* REQUIRED TASK *
Filter the entries that follow, copying every line in which the word "data" appears.

——

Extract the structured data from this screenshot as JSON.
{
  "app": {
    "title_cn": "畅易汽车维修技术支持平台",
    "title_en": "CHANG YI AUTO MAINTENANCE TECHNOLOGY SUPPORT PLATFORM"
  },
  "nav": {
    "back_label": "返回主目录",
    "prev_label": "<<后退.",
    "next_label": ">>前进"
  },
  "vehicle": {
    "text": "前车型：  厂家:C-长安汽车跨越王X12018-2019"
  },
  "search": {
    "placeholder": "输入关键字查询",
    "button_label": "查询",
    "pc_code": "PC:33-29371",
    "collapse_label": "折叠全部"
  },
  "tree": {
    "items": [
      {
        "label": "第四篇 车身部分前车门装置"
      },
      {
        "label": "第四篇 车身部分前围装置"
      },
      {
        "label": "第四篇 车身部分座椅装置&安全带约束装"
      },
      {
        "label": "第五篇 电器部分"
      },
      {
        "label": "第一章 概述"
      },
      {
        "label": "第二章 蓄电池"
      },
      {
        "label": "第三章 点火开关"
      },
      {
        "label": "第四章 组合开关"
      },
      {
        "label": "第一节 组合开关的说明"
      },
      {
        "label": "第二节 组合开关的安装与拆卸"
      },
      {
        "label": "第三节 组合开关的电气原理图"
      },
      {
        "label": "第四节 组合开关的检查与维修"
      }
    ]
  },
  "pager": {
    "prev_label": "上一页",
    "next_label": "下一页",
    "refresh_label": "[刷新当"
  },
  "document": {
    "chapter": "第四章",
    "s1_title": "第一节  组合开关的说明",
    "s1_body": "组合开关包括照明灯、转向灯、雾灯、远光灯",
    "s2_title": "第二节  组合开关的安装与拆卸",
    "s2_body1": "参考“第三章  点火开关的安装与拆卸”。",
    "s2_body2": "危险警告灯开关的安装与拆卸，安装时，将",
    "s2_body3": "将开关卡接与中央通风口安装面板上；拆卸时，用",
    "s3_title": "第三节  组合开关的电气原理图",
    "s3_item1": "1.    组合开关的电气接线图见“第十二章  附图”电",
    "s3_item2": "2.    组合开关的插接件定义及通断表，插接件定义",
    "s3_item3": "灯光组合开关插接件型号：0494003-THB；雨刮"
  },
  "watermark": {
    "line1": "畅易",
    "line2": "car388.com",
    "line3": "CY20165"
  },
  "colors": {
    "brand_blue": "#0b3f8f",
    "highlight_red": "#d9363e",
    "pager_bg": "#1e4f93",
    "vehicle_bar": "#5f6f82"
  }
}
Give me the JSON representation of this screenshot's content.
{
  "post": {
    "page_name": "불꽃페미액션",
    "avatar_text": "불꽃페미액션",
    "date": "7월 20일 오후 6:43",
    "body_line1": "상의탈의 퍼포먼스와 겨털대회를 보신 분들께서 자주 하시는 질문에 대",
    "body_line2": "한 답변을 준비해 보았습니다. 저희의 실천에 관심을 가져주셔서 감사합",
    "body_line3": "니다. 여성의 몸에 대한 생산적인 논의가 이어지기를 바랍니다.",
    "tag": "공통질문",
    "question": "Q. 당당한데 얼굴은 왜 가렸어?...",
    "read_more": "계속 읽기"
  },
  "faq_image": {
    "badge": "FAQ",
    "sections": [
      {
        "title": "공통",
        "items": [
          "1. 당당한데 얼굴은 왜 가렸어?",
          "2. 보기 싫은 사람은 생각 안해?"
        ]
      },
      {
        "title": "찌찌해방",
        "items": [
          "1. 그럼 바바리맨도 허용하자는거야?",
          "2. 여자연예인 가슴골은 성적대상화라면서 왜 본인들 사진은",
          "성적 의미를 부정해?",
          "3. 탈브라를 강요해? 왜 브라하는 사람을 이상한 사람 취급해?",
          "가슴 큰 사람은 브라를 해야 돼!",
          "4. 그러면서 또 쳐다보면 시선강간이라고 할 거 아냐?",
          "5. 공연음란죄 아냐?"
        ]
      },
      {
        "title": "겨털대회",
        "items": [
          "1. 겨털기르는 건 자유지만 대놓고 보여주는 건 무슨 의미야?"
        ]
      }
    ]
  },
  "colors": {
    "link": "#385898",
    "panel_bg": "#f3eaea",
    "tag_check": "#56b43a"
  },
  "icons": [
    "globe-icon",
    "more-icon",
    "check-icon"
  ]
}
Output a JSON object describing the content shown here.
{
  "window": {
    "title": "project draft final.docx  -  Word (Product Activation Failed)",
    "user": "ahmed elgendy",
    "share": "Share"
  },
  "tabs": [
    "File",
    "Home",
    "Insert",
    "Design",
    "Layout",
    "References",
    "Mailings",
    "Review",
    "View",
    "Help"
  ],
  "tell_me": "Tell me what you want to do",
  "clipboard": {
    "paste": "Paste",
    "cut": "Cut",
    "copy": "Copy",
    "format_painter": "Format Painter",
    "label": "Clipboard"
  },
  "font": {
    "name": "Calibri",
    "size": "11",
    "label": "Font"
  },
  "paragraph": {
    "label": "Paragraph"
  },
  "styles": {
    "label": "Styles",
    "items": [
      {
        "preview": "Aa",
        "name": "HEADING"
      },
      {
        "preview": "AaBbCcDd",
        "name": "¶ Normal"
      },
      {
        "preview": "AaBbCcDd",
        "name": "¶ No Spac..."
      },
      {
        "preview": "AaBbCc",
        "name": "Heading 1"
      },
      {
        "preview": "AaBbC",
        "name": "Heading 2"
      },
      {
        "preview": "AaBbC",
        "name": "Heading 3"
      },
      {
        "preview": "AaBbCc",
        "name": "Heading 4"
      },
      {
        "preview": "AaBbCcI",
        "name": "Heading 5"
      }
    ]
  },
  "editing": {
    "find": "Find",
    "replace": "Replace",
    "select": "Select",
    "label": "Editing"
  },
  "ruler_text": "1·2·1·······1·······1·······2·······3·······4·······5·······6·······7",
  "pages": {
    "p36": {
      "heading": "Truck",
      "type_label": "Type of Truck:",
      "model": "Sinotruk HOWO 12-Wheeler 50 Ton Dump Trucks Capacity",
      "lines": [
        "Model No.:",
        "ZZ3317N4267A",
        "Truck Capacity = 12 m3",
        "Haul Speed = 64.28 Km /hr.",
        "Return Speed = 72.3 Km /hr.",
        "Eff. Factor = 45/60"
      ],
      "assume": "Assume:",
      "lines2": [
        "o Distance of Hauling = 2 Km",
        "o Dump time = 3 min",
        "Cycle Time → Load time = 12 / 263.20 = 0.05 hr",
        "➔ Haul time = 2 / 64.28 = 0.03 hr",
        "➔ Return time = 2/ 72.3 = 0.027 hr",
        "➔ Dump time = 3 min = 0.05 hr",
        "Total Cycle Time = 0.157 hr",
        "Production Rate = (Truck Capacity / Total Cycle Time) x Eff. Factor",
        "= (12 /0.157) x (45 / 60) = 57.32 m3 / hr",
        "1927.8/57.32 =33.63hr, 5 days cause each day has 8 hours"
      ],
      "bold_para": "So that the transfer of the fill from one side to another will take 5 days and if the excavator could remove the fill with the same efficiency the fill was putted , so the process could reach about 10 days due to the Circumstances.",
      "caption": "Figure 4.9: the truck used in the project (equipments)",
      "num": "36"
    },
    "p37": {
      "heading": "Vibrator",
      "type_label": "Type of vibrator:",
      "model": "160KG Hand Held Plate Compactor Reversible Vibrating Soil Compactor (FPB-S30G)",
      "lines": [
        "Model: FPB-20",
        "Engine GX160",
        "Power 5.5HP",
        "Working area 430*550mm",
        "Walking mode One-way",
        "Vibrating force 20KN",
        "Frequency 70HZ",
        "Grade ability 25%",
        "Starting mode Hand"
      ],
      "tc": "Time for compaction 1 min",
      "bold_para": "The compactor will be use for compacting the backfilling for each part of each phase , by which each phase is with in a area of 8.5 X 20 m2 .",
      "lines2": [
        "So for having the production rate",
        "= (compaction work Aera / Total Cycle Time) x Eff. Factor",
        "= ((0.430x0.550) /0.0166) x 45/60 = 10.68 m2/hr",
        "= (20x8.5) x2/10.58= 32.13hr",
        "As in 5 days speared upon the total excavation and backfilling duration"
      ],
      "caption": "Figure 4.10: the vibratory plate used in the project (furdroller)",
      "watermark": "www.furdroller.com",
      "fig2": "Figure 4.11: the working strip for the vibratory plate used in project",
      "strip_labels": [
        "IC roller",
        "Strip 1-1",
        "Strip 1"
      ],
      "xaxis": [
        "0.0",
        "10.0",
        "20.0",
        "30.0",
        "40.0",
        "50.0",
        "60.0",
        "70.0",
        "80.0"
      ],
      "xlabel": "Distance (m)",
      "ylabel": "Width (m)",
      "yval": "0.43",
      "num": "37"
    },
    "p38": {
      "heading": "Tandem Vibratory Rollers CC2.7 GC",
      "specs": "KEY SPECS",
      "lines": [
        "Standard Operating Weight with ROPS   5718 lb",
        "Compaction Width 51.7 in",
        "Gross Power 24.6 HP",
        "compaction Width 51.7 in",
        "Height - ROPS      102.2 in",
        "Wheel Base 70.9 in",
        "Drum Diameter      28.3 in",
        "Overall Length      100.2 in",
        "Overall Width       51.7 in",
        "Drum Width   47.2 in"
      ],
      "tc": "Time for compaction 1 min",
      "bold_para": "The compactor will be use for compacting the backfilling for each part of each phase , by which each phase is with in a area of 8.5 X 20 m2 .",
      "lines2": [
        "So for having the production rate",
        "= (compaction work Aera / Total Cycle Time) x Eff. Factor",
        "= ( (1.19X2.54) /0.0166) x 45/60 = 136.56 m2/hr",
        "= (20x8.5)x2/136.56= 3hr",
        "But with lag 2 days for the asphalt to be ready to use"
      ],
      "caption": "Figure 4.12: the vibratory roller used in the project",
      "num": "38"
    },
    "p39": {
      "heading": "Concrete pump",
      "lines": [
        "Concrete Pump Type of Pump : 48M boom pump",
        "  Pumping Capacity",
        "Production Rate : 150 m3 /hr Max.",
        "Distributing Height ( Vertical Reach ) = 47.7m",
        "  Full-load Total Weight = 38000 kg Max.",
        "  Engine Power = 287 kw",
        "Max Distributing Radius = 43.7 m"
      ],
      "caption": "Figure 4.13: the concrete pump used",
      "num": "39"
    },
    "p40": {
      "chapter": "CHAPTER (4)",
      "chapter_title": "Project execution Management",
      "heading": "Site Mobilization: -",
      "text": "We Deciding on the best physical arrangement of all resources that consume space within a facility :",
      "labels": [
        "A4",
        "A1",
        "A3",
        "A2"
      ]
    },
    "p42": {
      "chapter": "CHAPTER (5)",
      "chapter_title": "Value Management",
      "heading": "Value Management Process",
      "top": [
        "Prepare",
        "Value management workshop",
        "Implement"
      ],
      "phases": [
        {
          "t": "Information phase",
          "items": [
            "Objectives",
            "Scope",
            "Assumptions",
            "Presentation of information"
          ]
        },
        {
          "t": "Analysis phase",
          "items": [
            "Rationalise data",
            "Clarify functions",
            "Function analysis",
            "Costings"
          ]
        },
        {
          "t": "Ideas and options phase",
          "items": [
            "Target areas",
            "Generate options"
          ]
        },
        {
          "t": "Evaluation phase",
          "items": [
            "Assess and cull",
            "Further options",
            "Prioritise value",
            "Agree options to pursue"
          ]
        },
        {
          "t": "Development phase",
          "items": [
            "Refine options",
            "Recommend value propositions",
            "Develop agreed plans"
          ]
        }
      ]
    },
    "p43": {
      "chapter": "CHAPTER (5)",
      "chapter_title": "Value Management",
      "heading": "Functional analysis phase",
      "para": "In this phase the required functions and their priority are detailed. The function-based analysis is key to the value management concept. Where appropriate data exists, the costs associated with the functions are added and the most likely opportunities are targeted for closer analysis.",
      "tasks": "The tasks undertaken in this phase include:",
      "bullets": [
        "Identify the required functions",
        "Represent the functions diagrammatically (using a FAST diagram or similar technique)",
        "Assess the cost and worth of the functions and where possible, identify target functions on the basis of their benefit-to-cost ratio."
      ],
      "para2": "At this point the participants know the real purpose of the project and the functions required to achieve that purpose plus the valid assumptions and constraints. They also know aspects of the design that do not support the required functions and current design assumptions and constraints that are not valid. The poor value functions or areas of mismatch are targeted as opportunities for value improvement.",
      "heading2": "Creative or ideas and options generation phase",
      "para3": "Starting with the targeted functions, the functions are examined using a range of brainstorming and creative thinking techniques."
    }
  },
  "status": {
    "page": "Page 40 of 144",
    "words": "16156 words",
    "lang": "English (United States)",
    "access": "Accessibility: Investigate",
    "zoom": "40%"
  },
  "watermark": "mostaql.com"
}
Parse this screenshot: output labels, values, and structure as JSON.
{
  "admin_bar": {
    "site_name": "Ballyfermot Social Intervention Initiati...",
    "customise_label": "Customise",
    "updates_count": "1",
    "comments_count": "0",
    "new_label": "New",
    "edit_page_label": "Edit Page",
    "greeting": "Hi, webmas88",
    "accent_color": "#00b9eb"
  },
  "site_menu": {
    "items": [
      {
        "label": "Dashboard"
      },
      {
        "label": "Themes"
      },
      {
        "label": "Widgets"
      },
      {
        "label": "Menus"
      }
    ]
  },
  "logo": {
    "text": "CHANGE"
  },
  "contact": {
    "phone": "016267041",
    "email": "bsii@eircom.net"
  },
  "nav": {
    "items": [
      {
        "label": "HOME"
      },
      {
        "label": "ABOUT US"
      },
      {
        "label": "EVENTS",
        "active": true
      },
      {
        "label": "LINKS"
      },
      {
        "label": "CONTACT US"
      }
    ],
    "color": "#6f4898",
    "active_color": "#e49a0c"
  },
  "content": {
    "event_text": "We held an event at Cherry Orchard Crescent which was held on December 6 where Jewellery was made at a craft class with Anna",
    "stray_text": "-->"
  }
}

——

* SOLVED PROBLEM *
Extract the structured data from this screenshot as JSON.
            "Rationalise data",
      "para": "In this phase the required functions and their priority are detailed. The function-based analysis is key to the value management concept. Where appropriate data exists, the costs associated with the functions are added and the most likely opportunities are targeted for closer analysis.",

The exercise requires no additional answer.